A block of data
☆ ☆ ☆

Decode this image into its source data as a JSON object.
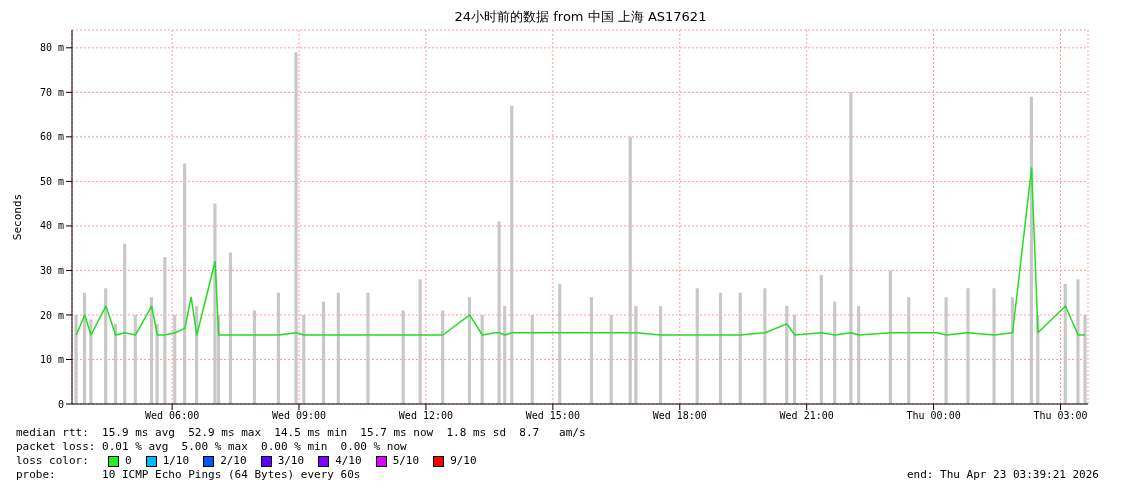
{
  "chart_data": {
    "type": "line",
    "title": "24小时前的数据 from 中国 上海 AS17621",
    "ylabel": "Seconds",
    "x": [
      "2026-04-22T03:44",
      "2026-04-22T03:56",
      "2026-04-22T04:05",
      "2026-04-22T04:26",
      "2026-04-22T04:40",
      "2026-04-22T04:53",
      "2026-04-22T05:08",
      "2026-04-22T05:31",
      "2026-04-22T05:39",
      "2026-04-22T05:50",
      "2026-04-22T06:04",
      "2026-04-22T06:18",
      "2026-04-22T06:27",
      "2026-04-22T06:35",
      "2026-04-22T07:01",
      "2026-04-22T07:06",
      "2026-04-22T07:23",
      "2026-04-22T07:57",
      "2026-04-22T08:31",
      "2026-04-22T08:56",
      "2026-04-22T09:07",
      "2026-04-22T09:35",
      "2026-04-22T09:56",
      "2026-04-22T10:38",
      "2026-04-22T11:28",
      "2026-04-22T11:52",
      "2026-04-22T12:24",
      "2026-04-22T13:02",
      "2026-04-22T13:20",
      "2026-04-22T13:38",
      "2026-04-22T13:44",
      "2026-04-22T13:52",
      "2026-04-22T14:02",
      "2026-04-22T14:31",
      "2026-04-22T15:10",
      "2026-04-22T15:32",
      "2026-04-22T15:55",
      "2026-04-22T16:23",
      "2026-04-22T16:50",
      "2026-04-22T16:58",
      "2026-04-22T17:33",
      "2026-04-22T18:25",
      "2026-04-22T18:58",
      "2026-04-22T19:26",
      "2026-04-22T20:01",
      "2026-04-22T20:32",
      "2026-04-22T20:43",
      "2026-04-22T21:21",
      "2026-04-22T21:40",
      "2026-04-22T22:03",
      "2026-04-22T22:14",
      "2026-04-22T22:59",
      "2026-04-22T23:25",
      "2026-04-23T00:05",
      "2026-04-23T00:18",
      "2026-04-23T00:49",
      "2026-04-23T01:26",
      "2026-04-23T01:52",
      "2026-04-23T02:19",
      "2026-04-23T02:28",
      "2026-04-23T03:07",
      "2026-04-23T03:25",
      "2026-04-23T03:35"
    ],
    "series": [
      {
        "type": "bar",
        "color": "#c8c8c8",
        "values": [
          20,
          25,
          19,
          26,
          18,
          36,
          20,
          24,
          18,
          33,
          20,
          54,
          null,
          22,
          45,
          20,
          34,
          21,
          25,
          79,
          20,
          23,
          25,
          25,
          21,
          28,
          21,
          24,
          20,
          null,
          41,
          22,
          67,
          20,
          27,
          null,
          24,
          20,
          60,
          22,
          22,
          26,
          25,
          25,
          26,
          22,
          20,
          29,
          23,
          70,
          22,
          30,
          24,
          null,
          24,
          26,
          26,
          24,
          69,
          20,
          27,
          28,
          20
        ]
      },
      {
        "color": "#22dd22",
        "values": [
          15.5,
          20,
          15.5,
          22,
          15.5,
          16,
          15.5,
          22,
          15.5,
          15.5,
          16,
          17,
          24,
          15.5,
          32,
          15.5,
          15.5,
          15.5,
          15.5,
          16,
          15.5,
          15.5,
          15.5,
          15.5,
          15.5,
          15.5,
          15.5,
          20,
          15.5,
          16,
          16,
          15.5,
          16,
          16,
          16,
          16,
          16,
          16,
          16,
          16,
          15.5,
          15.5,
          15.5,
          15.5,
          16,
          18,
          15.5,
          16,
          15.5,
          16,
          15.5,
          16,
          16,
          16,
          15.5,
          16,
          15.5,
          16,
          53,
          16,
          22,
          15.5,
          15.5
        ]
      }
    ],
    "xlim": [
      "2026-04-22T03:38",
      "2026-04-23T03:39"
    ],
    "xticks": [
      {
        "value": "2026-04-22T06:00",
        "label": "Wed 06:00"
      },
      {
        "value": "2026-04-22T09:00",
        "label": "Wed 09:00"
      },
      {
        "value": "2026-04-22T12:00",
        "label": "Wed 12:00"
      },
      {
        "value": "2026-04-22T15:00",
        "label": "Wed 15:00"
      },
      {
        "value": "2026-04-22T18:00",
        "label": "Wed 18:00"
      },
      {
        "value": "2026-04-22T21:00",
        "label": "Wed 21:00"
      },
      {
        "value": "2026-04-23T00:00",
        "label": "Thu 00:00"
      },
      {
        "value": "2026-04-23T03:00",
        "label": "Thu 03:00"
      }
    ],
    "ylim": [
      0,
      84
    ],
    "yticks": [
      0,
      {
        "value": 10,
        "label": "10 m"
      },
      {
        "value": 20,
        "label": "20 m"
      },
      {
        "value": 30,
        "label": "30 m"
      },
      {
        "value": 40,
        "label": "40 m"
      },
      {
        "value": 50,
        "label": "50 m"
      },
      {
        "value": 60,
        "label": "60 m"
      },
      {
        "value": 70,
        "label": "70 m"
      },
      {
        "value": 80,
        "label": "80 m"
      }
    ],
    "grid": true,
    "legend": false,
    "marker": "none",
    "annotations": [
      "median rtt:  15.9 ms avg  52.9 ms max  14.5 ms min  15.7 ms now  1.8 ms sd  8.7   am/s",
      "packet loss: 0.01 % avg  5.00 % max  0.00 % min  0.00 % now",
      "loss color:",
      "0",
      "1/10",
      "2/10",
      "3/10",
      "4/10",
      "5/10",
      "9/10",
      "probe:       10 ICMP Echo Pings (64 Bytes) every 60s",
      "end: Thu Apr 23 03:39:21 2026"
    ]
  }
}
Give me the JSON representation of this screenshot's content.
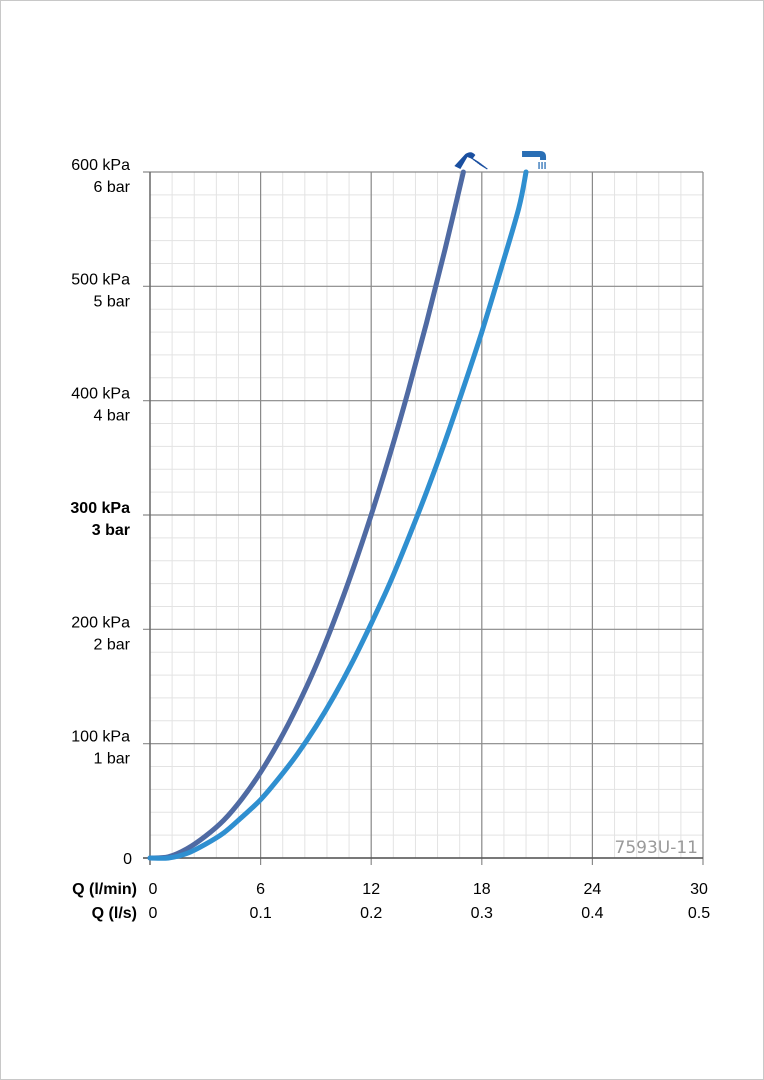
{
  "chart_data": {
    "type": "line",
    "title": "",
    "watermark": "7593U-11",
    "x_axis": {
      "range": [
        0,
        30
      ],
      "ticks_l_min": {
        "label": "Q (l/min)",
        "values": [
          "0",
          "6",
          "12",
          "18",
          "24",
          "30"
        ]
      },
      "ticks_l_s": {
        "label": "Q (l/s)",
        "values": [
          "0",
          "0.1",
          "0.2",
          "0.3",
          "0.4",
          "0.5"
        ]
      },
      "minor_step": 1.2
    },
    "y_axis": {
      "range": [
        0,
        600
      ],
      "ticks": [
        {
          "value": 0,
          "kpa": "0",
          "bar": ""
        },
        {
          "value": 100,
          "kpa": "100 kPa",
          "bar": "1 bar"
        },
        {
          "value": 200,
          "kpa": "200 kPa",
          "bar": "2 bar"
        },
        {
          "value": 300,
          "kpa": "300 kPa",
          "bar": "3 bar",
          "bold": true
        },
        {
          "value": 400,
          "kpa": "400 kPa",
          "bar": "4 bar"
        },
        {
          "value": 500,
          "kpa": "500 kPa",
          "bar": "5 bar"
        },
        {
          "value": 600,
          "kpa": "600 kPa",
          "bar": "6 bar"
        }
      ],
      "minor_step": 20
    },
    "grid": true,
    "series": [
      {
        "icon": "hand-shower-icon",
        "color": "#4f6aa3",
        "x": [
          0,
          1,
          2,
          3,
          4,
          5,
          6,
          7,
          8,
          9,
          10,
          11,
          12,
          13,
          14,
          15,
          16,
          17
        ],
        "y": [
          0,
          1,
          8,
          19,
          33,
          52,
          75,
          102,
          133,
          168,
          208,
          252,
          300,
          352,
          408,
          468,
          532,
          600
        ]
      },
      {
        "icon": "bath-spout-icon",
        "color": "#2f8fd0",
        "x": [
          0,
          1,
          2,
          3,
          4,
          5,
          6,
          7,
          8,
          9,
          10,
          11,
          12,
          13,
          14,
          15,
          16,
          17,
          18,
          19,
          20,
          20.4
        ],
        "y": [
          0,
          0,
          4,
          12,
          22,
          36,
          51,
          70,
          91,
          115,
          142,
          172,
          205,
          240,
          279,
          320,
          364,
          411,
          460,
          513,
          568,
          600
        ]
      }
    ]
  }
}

☆ ☆ ☆

EXERCISE DESCRIPTION →
Images should not appear in the copy; retype the listing above exactly.

SOLUTION →
Decode this image into its source data as a JSON object.
{
  "chart_data": {
    "type": "line",
    "title": "24小时前的数据 from 中国 上海 AS17621",
    "ylabel": "Seconds",
    "x": [
      "2026-04-22T03:44",
      "2026-04-22T03:56",
      "2026-04-22T04:05",
      "2026-04-22T04:26",
      "2026-04-22T04:40",
      "2026-04-22T04:53",
      "2026-04-22T05:08",
      "2026-04-22T05:31",
      "2026-04-22T05:39",
      "2026-04-22T05:50",
      "2026-04-22T06:04",
      "2026-04-22T06:18",
      "2026-04-22T06:27",
      "2026-04-22T06:35",
      "2026-04-22T07:01",
      "2026-04-22T07:06",
      "2026-04-22T07:23",
      "2026-04-22T07:57",
      "2026-04-22T08:31",
      "2026-04-22T08:56",
      "2026-04-22T09:07",
      "2026-04-22T09:35",
      "2026-04-22T09:56",
      "2026-04-22T10:38",
      "2026-04-22T11:28",
      "2026-04-22T11:52",
      "2026-04-22T12:24",
      "2026-04-22T13:02",
      "2026-04-22T13:20",
      "2026-04-22T13:38",
      "2026-04-22T13:44",
      "2026-04-22T13:52",
      "2026-04-22T14:02",
      "2026-04-22T14:31",
      "2026-04-22T15:10",
      "2026-04-22T15:32",
      "2026-04-22T15:55",
      "2026-04-22T16:23",
      "2026-04-22T16:50",
      "2026-04-22T16:58",
      "2026-04-22T17:33",
      "2026-04-22T18:25",
      "2026-04-22T18:58",
      "2026-04-22T19:26",
      "2026-04-22T20:01",
      "2026-04-22T20:32",
      "2026-04-22T20:43",
      "2026-04-22T21:21",
      "2026-04-22T21:40",
      "2026-04-22T22:03",
      "2026-04-22T22:14",
      "2026-04-22T22:59",
      "2026-04-22T23:25",
      "2026-04-23T00:05",
      "2026-04-23T00:18",
      "2026-04-23T00:49",
      "2026-04-23T01:26",
      "2026-04-23T01:52",
      "2026-04-23T02:19",
      "2026-04-23T02:28",
      "2026-04-23T03:07",
      "2026-04-23T03:25",
      "2026-04-23T03:35"
    ],
    "series": [
      {
        "type": "bar",
        "color": "#c8c8c8",
        "values": [
          20,
          25,
          19,
          26,
          18,
          36,
          20,
          24,
          18,
          33,
          20,
          54,
          null,
          22,
          45,
          20,
          34,
          21,
          25,
          79,
          20,
          23,
          25,
          25,
          21,
          28,
          21,
          24,
          20,
          null,
          41,
          22,
          67,
          20,
          27,
          null,
          24,
          20,
          60,
          22,
          22,
          26,
          25,
          25,
          26,
          22,
          20,
          29,
          23,
          70,
          22,
          30,
          24,
          null,
          24,
          26,
          26,
          24,
          69,
          20,
          27,
          28,
          20
        ]
      },
      {
        "color": "#22dd22",
        "values": [
          15.5,
          20,
          15.5,
          22,
          15.5,
          16,
          15.5,
          22,
          15.5,
          15.5,
          16,
          17,
          24,
          15.5,
          32,
          15.5,
          15.5,
          15.5,
          15.5,
          16,
          15.5,
          15.5,
          15.5,
          15.5,
          15.5,
          15.5,
          15.5,
          20,
          15.5,
          16,
          16,
          15.5,
          16,
          16,
          16,
          16,
          16,
          16,
          16,
          16,
          15.5,
          15.5,
          15.5,
          15.5,
          16,
          18,
          15.5,
          16,
          15.5,
          16,
          15.5,
          16,
          16,
          16,
          15.5,
          16,
          15.5,
          16,
          53,
          16,
          22,
          15.5,
          15.5
        ]
      }
    ],
    "xlim": [
      "2026-04-22T03:38",
      "2026-04-23T03:39"
    ],
    "xticks": [
      {
        "value": "2026-04-22T06:00",
        "label": "Wed 06:00"
      },
      {
        "value": "2026-04-22T09:00",
        "label": "Wed 09:00"
      },
      {
        "value": "2026-04-22T12:00",
        "label": "Wed 12:00"
      },
      {
        "value": "2026-04-22T15:00",
        "label": "Wed 15:00"
      },
      {
        "value": "2026-04-22T18:00",
        "label": "Wed 18:00"
      },
      {
        "value": "2026-04-22T21:00",
        "label": "Wed 21:00"
      },
      {
        "value": "2026-04-23T00:00",
        "label": "Thu 00:00"
      },
      {
        "value": "2026-04-23T03:00",
        "label": "Thu 03:00"
      }
    ],
    "ylim": [
      0,
      84
    ],
    "yticks": [
      0,
      {
        "value": 10,
        "label": "10 m"
      },
      {
        "value": 20,
        "label": "20 m"
      },
      {
        "value": 30,
        "label": "30 m"
      },
      {
        "value": 40,
        "label": "40 m"
      },
      {
        "value": 50,
        "label": "50 m"
      },
      {
        "value": 60,
        "label": "60 m"
      },
      {
        "value": 70,
        "label": "70 m"
      },
      {
        "value": 80,
        "label": "80 m"
      }
    ],
    "grid": true,
    "legend": false,
    "marker": "none",
    "annotations": [
      "median rtt:  15.9 ms avg  52.9 ms max  14.5 ms min  15.7 ms now  1.8 ms sd  8.7   am/s",
      "packet loss: 0.01 % avg  5.00 % max  0.00 % min  0.00 % now",
      "loss color:",
      "0",
      "1/10",
      "2/10",
      "3/10",
      "4/10",
      "5/10",
      "9/10",
      "probe:       10 ICMP Echo Pings (64 Bytes) every 60s",
      "end: Thu Apr 23 03:39:21 2026"
    ]
  }
}
Give me the JSON representation of this screenshot's content.
{
  "chart_data": {
    "type": "line",
    "title": "",
    "watermark": "7593U-11",
    "x_axis": {
      "range": [
        0,
        30
      ],
      "ticks_l_min": {
        "label": "Q (l/min)",
        "values": [
          "0",
          "6",
          "12",
          "18",
          "24",
          "30"
        ]
      },
      "ticks_l_s": {
        "label": "Q (l/s)",
        "values": [
          "0",
          "0.1",
          "0.2",
          "0.3",
          "0.4",
          "0.5"
        ]
      },
      "minor_step": 1.2
    },
    "y_axis": {
      "range": [
        0,
        600
      ],
      "ticks": [
        {
          "value": 0,
          "kpa": "0",
          "bar": ""
        },
        {
          "value": 100,
          "kpa": "100 kPa",
          "bar": "1 bar"
        },
        {
          "value": 200,
          "kpa": "200 kPa",
          "bar": "2 bar"
        },
        {
          "value": 300,
          "kpa": "300 kPa",
          "bar": "3 bar",
          "bold": true
        },
        {
          "value": 400,
          "kpa": "400 kPa",
          "bar": "4 bar"
        },
        {
          "value": 500,
          "kpa": "500 kPa",
          "bar": "5 bar"
        },
        {
          "value": 600,
          "kpa": "600 kPa",
          "bar": "6 bar"
        }
      ],
      "minor_step": 20
    },
    "grid": true,
    "series": [
      {
        "icon": "hand-shower-icon",
        "color": "#4f6aa3",
        "x": [
          0,
          1,
          2,
          3,
          4,
          5,
          6,
          7,
          8,
          9,
          10,
          11,
          12,
          13,
          14,
          15,
          16,
          17
        ],
        "y": [
          0,
          1,
          8,
          19,
          33,
          52,
          75,
          102,
          133,
          168,
          208,
          252,
          300,
          352,
          408,
          468,
          532,
          600
        ]
      },
      {
        "icon": "bath-spout-icon",
        "color": "#2f8fd0",
        "x": [
          0,
          1,
          2,
          3,
          4,
          5,
          6,
          7,
          8,
          9,
          10,
          11,
          12,
          13,
          14,
          15,
          16,
          17,
          18,
          19,
          20,
          20.4
        ],
        "y": [
          0,
          0,
          4,
          12,
          22,
          36,
          51,
          70,
          91,
          115,
          142,
          172,
          205,
          240,
          279,
          320,
          364,
          411,
          460,
          513,
          568,
          600
        ]
      }
    ]
  }
}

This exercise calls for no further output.